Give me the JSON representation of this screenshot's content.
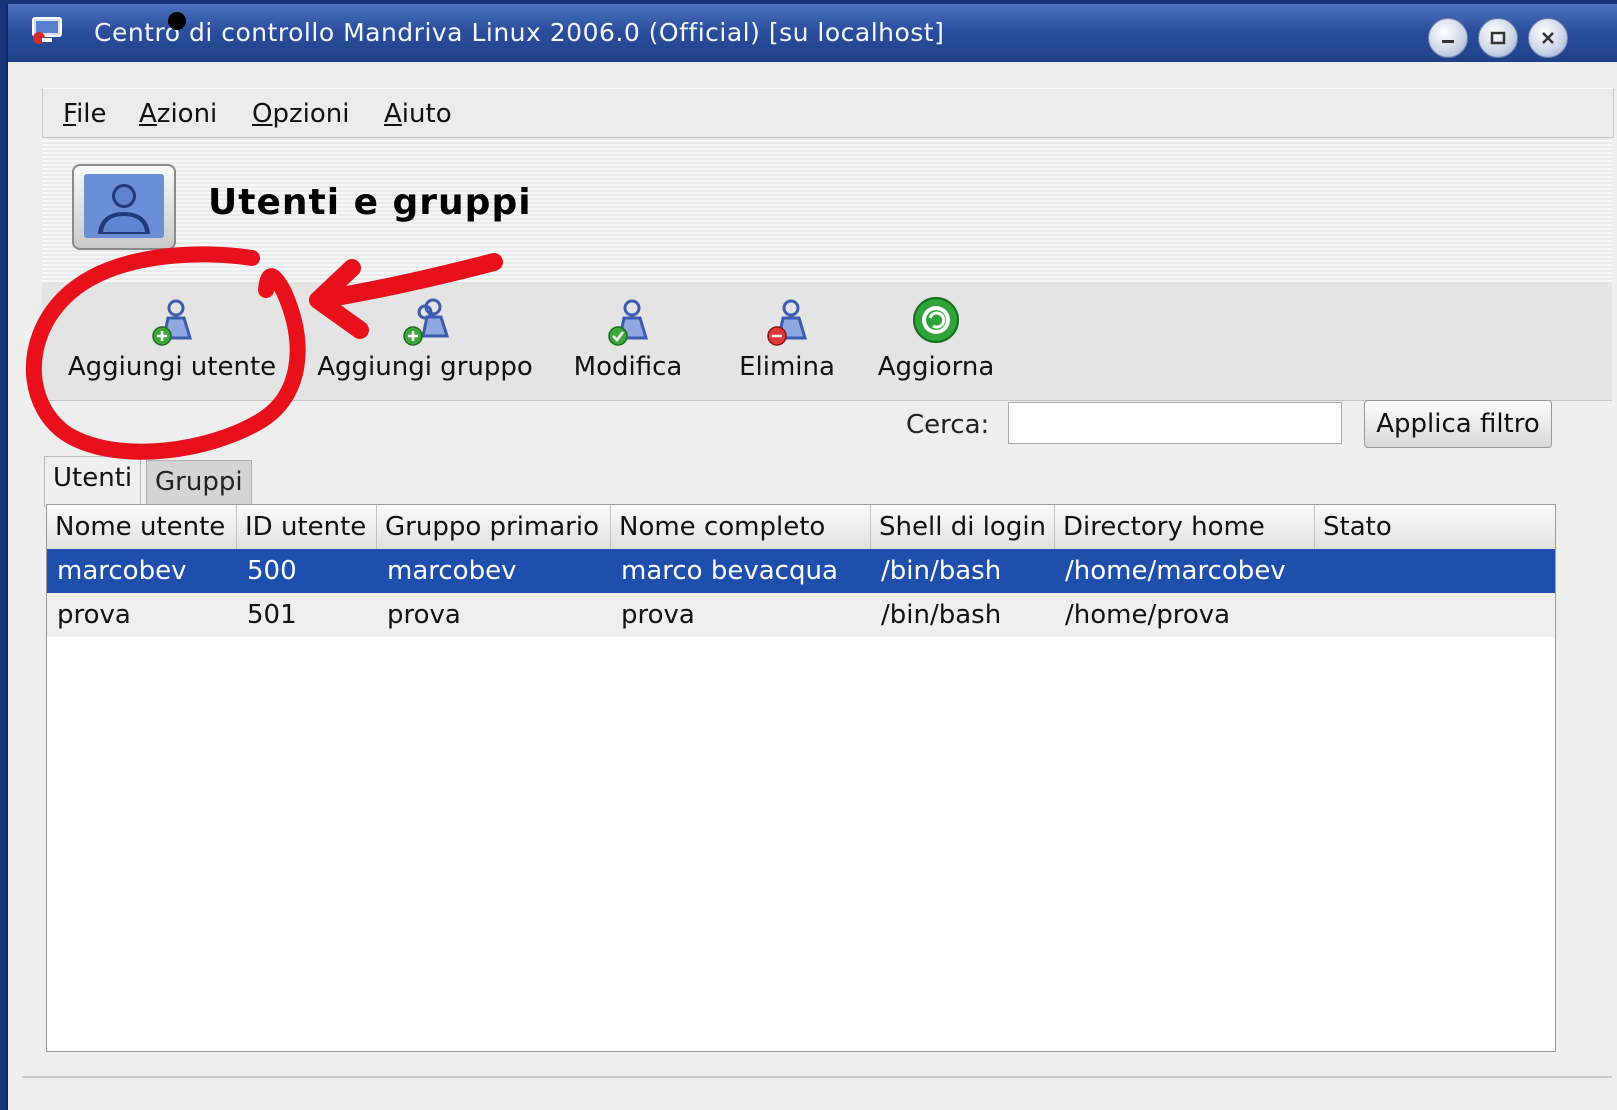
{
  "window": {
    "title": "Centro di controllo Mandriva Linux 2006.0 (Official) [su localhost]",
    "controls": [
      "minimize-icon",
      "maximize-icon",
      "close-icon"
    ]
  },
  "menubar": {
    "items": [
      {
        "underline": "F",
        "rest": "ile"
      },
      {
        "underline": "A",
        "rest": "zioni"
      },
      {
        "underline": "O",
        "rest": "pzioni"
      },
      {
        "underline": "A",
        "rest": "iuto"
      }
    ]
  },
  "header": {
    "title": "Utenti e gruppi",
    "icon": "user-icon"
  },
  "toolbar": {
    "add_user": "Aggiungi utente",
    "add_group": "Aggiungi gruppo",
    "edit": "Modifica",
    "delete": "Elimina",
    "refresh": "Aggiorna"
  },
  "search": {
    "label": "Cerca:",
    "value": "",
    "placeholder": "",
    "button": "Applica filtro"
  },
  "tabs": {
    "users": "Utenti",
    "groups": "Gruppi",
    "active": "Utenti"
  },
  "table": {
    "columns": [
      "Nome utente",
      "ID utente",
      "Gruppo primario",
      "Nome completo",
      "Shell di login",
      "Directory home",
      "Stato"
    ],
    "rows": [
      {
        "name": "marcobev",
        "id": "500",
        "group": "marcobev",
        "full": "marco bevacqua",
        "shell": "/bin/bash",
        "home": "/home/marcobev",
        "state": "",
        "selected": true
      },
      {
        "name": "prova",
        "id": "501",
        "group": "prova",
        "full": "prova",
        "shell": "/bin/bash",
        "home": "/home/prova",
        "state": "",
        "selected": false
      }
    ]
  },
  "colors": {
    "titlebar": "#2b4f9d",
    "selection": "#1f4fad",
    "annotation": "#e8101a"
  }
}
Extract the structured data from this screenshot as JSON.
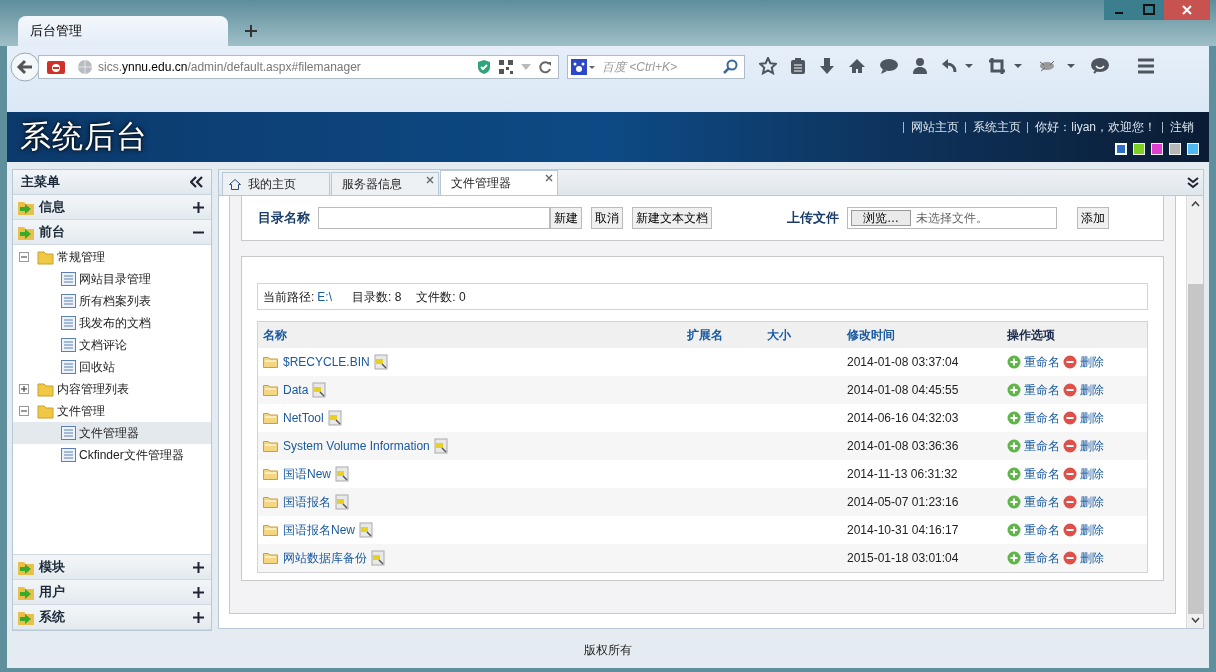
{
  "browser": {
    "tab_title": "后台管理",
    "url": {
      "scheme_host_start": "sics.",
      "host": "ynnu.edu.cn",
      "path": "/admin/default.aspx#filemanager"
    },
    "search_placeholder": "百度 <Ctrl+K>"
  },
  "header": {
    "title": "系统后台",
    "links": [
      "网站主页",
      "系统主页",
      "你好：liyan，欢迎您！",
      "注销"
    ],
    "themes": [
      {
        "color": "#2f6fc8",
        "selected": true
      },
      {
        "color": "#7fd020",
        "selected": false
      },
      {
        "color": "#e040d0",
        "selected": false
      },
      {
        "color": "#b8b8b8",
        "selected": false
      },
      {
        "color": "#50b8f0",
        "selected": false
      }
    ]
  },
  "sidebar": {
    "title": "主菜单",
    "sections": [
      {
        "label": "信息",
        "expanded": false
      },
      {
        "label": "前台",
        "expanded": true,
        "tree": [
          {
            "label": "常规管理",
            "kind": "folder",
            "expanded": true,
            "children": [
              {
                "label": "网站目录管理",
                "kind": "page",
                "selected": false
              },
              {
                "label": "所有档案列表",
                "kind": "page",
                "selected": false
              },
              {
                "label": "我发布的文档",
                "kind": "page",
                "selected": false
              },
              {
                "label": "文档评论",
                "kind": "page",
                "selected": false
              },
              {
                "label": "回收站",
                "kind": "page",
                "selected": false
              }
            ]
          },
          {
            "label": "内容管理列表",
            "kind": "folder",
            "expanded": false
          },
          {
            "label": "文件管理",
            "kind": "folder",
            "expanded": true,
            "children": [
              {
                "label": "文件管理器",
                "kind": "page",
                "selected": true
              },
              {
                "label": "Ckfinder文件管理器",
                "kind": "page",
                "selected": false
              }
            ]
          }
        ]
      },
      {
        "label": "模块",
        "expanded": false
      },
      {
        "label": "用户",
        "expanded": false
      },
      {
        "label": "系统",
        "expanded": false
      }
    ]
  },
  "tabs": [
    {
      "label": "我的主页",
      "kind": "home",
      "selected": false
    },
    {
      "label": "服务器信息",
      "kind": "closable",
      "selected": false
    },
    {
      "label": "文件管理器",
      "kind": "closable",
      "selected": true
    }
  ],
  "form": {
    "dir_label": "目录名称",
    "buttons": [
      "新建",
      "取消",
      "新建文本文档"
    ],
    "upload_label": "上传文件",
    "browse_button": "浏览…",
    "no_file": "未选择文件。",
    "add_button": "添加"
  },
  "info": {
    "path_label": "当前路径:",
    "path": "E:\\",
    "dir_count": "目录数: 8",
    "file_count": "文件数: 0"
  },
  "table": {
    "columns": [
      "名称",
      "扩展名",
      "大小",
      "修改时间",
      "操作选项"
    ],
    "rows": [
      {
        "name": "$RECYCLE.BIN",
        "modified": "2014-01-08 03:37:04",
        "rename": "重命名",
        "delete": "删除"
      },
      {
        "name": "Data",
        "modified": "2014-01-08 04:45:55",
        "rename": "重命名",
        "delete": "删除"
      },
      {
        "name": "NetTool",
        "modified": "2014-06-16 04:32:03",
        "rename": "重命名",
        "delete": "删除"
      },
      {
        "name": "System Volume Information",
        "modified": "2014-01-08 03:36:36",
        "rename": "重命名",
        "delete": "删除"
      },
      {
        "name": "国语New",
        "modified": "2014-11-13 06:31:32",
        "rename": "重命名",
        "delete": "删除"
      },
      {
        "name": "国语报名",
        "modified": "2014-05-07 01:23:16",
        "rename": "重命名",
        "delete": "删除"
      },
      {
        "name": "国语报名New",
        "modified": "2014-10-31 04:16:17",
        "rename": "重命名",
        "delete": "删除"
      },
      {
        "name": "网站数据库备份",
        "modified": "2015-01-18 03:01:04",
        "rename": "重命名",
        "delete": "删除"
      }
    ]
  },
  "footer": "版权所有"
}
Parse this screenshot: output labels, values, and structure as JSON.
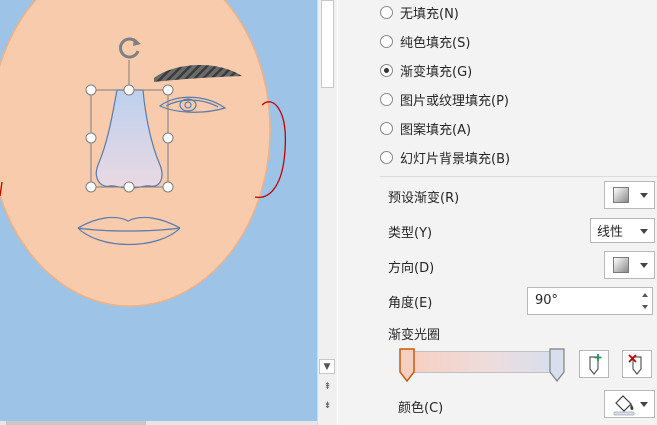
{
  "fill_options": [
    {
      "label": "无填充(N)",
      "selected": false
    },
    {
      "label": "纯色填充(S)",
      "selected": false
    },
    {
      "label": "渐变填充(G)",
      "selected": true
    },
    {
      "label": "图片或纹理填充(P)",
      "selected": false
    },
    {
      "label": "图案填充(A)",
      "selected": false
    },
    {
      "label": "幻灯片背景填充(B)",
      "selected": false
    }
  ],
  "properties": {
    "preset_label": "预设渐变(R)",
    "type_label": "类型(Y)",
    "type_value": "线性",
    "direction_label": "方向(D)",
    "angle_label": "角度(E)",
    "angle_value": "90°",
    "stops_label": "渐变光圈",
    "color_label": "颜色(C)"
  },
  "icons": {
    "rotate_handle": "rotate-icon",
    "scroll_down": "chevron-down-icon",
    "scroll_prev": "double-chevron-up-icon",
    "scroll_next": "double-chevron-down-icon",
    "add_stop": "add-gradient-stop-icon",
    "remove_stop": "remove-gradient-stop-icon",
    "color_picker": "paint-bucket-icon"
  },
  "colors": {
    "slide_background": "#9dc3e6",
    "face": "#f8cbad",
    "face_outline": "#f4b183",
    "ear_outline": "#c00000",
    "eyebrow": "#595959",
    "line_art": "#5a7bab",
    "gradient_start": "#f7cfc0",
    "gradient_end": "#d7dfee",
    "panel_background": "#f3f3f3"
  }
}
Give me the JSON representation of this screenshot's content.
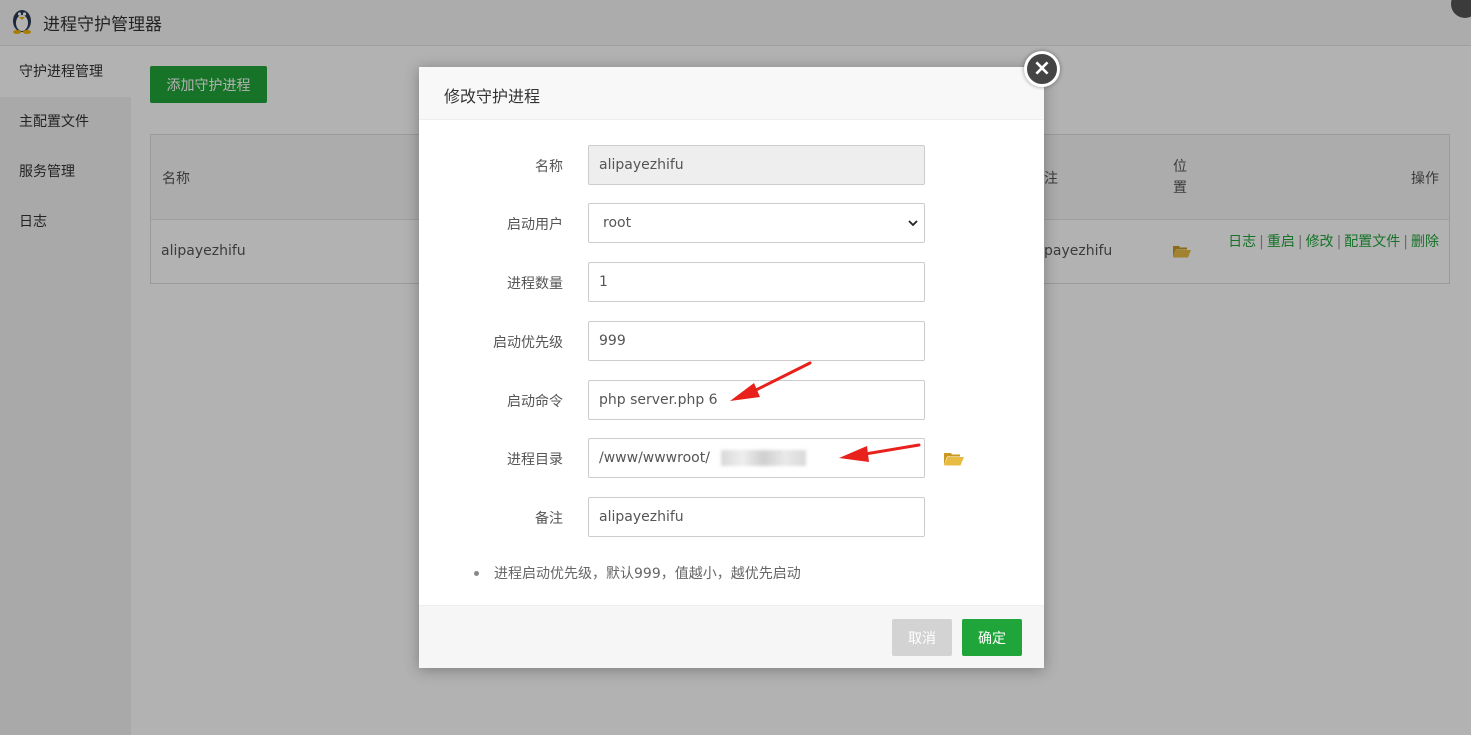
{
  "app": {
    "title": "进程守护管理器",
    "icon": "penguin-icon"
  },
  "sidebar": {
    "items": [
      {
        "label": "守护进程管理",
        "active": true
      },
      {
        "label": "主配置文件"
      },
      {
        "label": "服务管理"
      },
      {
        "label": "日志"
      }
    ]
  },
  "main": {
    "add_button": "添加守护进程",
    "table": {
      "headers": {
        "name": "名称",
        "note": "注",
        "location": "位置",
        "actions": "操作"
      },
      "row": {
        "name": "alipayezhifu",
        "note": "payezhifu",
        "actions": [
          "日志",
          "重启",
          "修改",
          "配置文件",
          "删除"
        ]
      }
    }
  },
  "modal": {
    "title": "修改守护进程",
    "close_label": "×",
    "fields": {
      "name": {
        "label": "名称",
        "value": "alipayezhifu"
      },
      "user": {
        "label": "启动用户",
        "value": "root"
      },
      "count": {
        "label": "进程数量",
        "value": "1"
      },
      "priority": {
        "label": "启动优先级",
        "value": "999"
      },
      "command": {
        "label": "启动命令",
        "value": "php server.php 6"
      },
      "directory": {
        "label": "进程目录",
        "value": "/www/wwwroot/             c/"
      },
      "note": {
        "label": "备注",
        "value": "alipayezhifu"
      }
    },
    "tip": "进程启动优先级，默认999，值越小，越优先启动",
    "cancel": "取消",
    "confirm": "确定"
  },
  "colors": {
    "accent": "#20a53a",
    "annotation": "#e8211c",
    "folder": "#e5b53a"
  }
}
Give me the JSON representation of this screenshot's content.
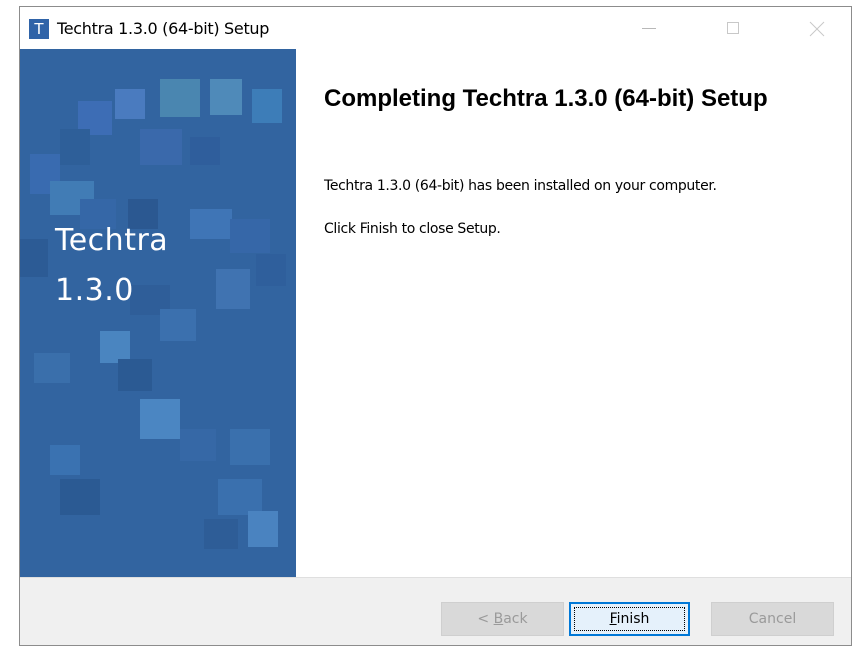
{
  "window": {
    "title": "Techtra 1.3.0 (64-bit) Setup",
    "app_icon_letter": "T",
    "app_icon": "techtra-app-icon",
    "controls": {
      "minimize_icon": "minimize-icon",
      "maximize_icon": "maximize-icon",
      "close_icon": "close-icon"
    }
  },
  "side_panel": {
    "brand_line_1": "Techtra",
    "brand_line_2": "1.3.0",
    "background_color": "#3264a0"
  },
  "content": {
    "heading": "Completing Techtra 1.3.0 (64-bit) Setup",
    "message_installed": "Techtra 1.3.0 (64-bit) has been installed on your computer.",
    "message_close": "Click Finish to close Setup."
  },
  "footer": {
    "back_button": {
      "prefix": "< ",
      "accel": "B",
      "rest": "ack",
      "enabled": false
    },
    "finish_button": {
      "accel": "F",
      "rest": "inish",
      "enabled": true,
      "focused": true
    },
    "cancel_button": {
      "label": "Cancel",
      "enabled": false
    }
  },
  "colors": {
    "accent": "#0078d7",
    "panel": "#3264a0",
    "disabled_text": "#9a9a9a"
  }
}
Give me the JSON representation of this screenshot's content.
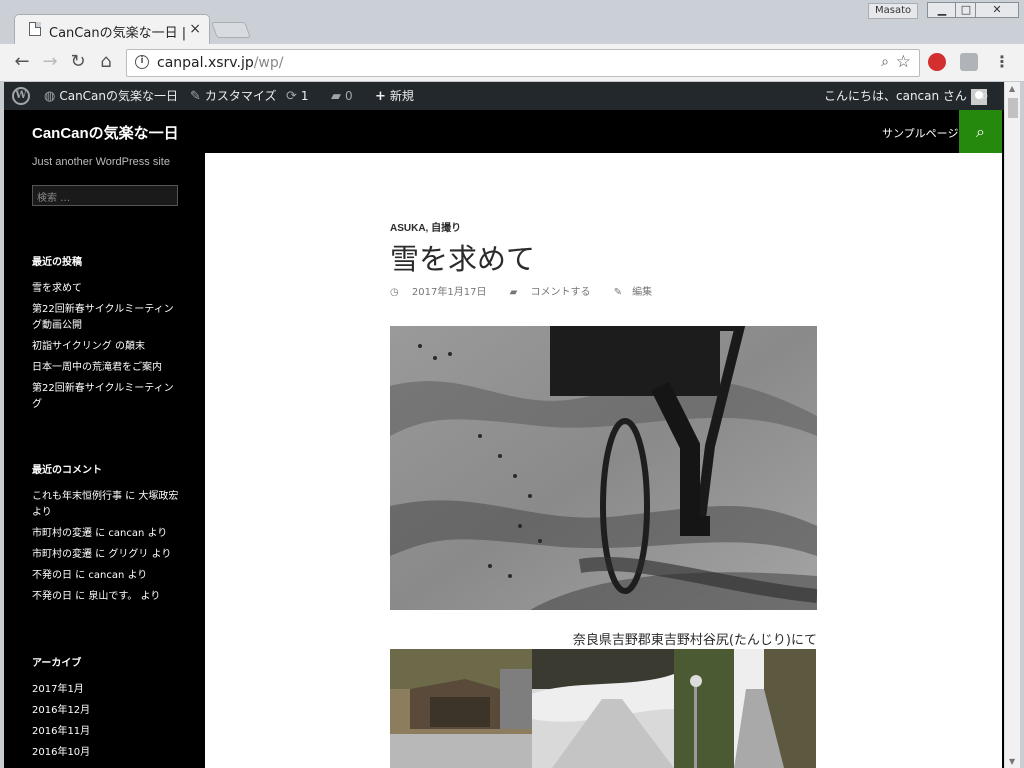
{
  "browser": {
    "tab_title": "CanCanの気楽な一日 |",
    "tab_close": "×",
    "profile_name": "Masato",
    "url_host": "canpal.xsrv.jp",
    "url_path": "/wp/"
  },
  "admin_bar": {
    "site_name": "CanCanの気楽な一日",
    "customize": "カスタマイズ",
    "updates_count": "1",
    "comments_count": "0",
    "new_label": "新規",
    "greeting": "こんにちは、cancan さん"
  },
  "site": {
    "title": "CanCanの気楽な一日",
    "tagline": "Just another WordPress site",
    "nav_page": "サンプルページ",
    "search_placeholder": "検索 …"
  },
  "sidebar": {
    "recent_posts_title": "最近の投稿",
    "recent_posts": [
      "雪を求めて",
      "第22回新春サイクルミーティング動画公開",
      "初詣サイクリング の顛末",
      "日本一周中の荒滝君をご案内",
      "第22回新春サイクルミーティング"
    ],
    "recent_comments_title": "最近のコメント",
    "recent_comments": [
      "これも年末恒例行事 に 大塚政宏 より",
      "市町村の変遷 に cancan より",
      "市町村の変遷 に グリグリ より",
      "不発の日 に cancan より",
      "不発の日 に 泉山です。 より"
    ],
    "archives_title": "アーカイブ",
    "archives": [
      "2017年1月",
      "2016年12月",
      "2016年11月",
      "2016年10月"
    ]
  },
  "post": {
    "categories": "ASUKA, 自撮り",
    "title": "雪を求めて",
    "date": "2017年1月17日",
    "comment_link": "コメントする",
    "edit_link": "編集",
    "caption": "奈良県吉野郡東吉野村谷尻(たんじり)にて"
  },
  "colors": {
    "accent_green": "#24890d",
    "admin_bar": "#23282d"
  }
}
__________
• **Job**: Look through the listing above. Pick out each line with "Setup" and copy it.

• **Reply**:
    "title": "Techtra 1.3.0 (64-bit) Setup",
    "heading": "Completing Techtra 1.3.0 (64-bit) Setup",
    "message_close": "Click Finish to close Setup."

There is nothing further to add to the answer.